TASK PROMPT: Output the passage from the article on the Medal of Honor bill that runs between "The bill now" and "the bill forward.", inclusive, copied word for word.

::: GIVEN PASSAGE

The bill now heads to the Senate, where it will need to be passed before it becomes law but where there are only a limited number of working days before the Senate leaves for recess in October.

Murphy said she, Waltz, and Crenshaw have already begun outreach to senators in both parties in an effort to usher the bill through before recess. She said the backup plan is that it gets attached to the 2021 National Defense Authorization Act, which will be passed in both the House and Senate sometime in November or December.

But, she said, “We really want to try to get this done as swiftly as possible because Kasinal and her family have been fighting for this for years and they’ve really waited long enough.”

Murphy also thanked her Republican colleagues for pushing the bill forward.

“I couldn’t have had better partners than Mr. Waltz and Mr. Crenshaw. This has been a totally bipartisan effort and they both have such great credibility given their own military backgrounds in the Army Special Forces and the Navy SEALS,” she said.

“We will not stop fighting until we get this done. I think we owe that to Alwyn’s memory, we owe it to all the people like Kasinal who have put their hearts and souls into this and she’s been a great partner in this journey.”

White called them a “Godsend and answer to a prayer.”

She also thanked Pittsburgh Steelers offensive tackle and former Army Ranger Alejandro Villanueva for writing her brother’s name on the back of his helmet earlier this month. Villanueva caught some flak for not displaying the name of Antwon Rose Jr. like his teammates, but he also won praise from Cashe fans.

“I think that he did what he did because Army recognizes Army and he felt like it needed to be said, and I thank him for that, because what I gathered from that through getting emails and [Facebook] friend requests, Pittsburgh knows my brother’s story and I’m thankful for that,” she said.

Although Cashe would be the first black soldier to be awarded the Medal of Honor in the post-9/11 wars, White said this award has nothing to do with race.

“I won’t allow anybody to make it a race thing because he did what he did not because he was black,” she said. “He did what he did because he was a soldier and loved his men. And they loved him in return. They reciprocated that.”

::::::
::: DATA EXCERPTS

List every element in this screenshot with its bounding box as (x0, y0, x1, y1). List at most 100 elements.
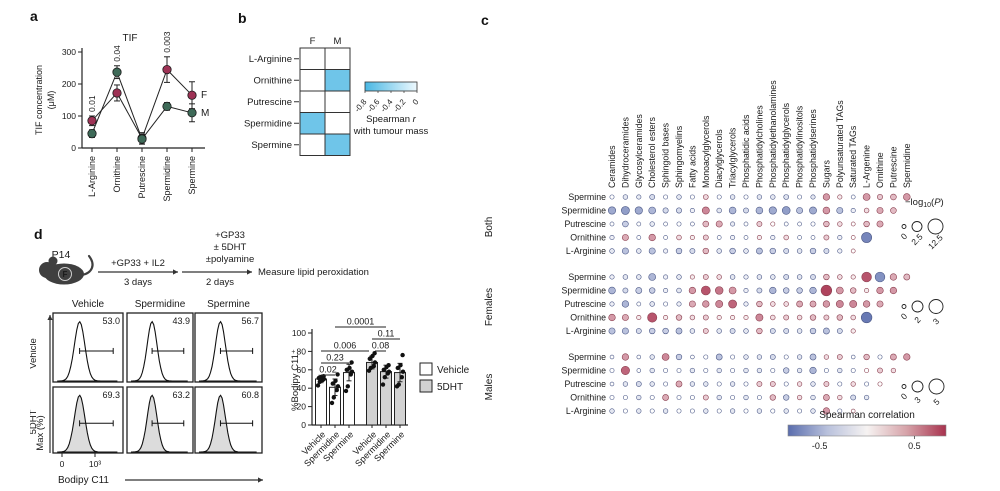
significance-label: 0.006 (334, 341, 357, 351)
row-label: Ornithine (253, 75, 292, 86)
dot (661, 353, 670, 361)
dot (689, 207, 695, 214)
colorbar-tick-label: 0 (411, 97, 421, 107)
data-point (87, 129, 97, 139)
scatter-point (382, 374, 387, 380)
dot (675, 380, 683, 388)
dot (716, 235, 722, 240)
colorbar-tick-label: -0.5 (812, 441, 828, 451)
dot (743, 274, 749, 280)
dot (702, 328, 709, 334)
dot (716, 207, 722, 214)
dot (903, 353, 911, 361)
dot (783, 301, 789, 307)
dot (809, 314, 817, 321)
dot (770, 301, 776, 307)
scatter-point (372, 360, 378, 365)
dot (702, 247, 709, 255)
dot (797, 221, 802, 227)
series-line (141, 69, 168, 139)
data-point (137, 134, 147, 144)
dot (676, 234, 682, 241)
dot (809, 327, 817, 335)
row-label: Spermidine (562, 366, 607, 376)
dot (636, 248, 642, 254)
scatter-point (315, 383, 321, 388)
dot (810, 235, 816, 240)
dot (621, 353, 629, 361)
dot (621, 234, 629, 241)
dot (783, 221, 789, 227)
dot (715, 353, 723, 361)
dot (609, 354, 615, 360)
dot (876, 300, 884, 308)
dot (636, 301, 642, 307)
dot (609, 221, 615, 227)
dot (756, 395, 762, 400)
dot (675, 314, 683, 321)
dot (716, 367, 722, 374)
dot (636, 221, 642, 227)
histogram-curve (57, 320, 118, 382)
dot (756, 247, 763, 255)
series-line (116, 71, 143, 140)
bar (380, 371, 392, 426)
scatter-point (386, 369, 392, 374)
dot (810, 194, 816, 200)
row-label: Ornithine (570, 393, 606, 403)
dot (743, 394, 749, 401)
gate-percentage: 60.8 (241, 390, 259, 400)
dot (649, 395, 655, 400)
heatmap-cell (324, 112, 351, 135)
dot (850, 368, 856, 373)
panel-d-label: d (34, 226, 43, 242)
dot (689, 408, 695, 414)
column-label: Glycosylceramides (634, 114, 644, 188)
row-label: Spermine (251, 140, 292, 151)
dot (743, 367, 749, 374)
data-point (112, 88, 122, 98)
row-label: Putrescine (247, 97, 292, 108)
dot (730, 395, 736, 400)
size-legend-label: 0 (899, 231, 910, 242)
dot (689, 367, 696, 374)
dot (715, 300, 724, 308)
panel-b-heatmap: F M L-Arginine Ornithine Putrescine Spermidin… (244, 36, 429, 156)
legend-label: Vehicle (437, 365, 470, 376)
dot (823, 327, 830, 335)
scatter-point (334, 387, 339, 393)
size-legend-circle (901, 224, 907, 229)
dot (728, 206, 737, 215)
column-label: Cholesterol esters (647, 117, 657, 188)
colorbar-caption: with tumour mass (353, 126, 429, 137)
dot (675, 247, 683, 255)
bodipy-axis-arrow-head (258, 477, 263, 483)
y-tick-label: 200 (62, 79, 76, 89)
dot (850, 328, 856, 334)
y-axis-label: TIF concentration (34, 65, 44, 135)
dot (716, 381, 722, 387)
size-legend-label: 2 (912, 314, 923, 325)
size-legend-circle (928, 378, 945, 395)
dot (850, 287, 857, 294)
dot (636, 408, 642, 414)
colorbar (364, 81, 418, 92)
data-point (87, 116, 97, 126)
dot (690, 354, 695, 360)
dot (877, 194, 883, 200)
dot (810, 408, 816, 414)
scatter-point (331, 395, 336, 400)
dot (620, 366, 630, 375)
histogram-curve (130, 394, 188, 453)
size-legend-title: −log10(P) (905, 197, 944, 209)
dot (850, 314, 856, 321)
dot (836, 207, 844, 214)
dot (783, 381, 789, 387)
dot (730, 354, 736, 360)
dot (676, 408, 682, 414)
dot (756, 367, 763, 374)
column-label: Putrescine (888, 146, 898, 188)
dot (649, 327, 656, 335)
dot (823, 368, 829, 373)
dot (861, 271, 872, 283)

::::::
::: DATA EXCERPTS

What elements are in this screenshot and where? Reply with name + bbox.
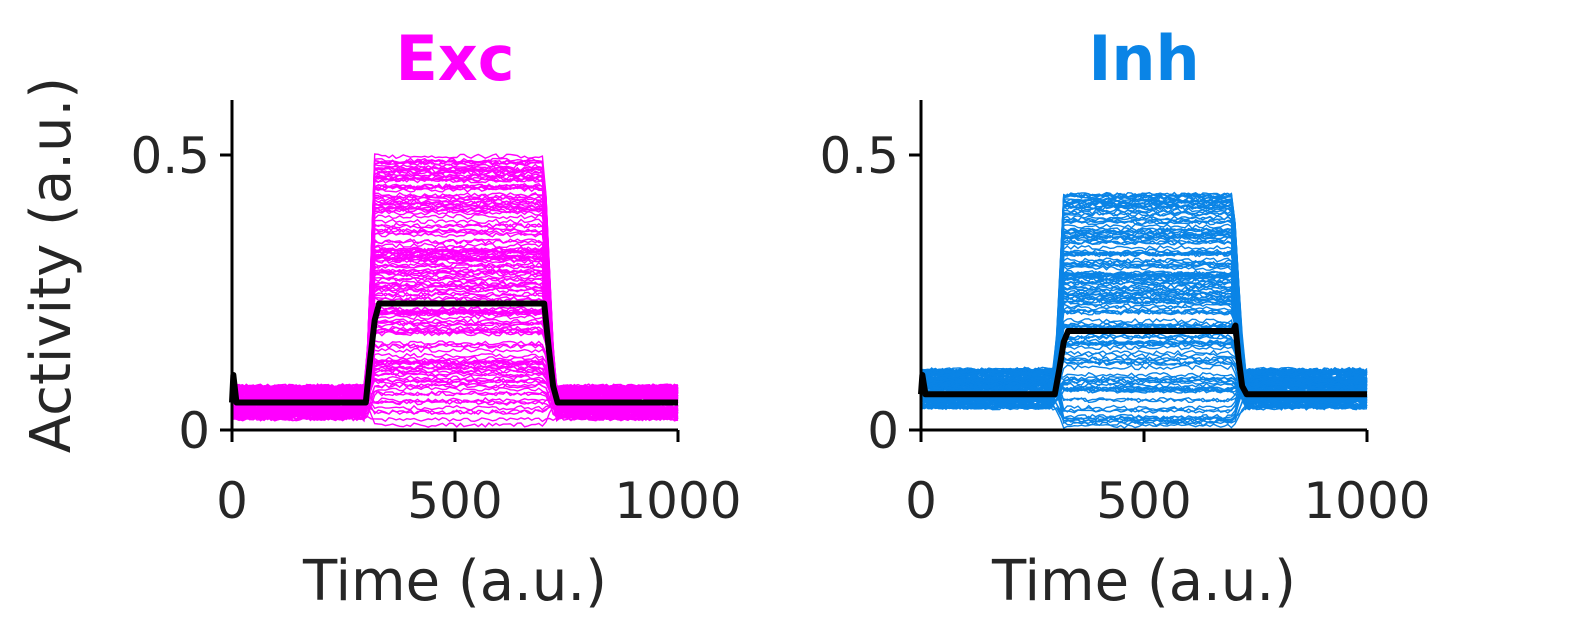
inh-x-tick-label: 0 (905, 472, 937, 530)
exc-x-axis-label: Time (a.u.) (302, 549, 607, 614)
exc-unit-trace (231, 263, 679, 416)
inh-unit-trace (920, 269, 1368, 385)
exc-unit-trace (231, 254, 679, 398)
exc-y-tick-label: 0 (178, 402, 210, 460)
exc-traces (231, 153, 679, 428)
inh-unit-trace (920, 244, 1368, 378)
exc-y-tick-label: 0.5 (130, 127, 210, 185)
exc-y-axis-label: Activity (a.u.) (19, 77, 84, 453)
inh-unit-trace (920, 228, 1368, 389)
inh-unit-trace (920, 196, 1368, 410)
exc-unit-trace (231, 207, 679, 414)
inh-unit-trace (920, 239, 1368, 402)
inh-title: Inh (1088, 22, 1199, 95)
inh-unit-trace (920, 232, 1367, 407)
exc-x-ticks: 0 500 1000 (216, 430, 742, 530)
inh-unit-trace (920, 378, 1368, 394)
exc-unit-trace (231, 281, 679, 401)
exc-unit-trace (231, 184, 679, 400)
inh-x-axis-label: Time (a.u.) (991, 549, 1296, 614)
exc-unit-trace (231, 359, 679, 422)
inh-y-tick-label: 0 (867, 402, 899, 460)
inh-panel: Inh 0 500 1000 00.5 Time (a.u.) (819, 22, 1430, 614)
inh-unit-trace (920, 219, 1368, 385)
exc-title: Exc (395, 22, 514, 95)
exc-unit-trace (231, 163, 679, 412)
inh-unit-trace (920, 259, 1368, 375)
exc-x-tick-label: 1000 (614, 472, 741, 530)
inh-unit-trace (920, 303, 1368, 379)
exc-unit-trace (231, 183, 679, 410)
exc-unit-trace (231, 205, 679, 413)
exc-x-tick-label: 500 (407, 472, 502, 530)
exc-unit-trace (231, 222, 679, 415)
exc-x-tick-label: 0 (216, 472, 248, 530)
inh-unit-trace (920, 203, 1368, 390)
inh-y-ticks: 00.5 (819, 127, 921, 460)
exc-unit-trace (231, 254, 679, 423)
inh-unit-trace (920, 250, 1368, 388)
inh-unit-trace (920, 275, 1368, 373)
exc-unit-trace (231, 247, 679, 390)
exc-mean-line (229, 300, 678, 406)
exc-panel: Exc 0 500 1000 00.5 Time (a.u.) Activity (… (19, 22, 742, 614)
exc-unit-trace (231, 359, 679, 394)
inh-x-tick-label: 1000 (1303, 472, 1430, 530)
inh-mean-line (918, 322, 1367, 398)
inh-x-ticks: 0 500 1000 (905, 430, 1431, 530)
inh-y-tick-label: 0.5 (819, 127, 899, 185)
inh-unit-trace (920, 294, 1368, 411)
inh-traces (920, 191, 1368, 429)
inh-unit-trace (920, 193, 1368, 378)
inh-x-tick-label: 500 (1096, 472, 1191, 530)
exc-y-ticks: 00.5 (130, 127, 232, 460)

::::::
::: DATA EXCERPTS

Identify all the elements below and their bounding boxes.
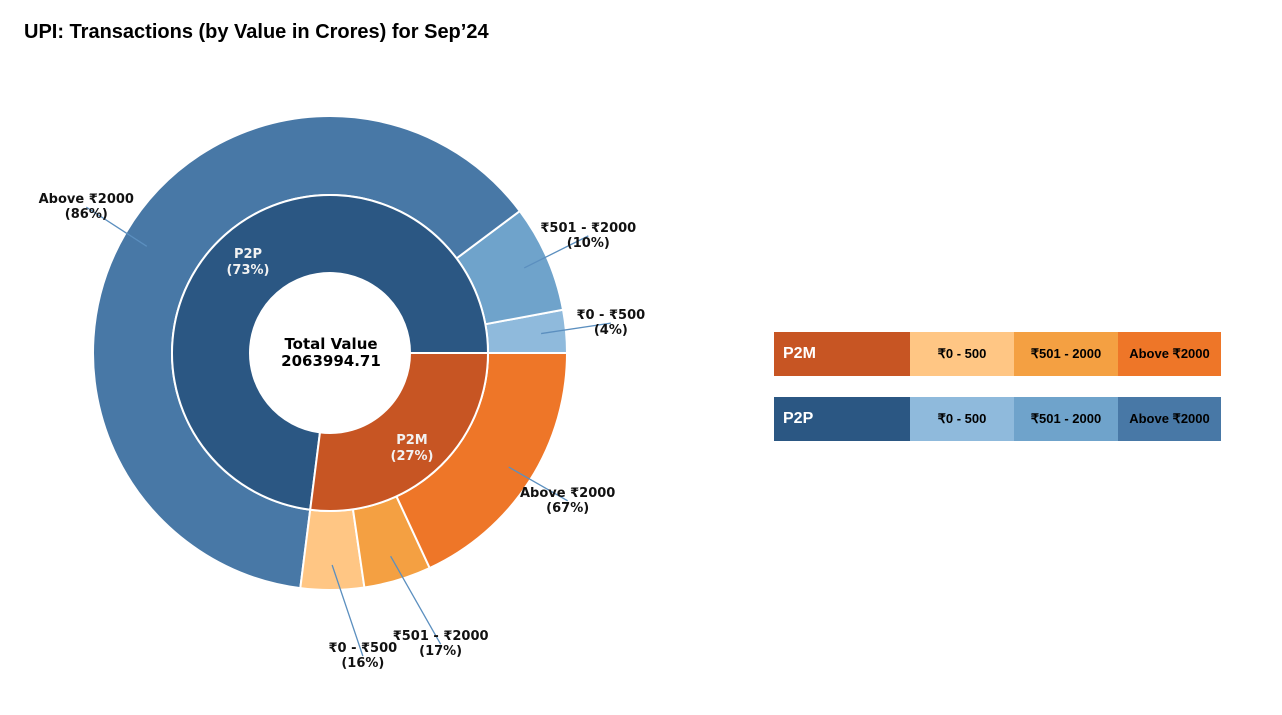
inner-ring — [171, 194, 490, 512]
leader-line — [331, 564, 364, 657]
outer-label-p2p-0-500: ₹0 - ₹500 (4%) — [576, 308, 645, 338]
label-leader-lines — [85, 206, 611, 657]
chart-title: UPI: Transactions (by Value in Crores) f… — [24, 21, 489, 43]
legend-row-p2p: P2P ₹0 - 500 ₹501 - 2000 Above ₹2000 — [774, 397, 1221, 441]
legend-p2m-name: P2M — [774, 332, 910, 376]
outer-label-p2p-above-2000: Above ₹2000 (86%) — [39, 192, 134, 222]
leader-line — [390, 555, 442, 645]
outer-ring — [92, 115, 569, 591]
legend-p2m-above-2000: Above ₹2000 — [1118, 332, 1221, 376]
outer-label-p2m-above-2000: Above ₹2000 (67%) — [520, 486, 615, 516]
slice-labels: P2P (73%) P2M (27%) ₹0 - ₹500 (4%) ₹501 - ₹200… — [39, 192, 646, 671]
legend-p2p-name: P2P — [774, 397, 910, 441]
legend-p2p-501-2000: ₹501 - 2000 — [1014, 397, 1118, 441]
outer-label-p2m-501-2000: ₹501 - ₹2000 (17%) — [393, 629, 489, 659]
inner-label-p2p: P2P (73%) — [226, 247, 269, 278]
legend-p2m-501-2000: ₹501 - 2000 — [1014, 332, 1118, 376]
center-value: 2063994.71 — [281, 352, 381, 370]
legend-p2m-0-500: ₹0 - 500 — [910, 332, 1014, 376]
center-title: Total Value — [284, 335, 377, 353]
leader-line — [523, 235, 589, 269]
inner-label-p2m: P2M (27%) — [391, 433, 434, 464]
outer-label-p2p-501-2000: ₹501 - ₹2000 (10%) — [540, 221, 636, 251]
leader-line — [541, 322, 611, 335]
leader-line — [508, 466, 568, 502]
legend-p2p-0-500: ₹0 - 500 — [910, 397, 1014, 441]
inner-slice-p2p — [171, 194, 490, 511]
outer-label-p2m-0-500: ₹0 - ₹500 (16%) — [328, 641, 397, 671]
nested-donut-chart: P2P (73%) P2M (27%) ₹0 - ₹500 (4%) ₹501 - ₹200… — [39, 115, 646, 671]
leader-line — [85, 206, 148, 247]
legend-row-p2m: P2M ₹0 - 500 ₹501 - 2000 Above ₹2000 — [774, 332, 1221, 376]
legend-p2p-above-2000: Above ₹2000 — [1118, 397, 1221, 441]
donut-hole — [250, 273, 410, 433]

::::::

WORKED SOLUTION:
The bill now heads to the Senate, where it will need to be passed before it becomes law but where there are only a limited number of working days before the Senate leaves for recess in October.

Murphy said she, Waltz, and Crenshaw have already begun outreach to senators in both parties in an effort to usher the bill through before recess. She said the backup plan is that it gets attached to the 2021 National Defense Authorization Act, which will be passed in both the House and Senate sometime in November or December.

But, she said, “We really want to try to get this done as swiftly as possible because Kasinal and her family have been fighting for this for years and they’ve really waited long enough.”

Murphy also thanked her Republican colleagues for pushing the bill forward.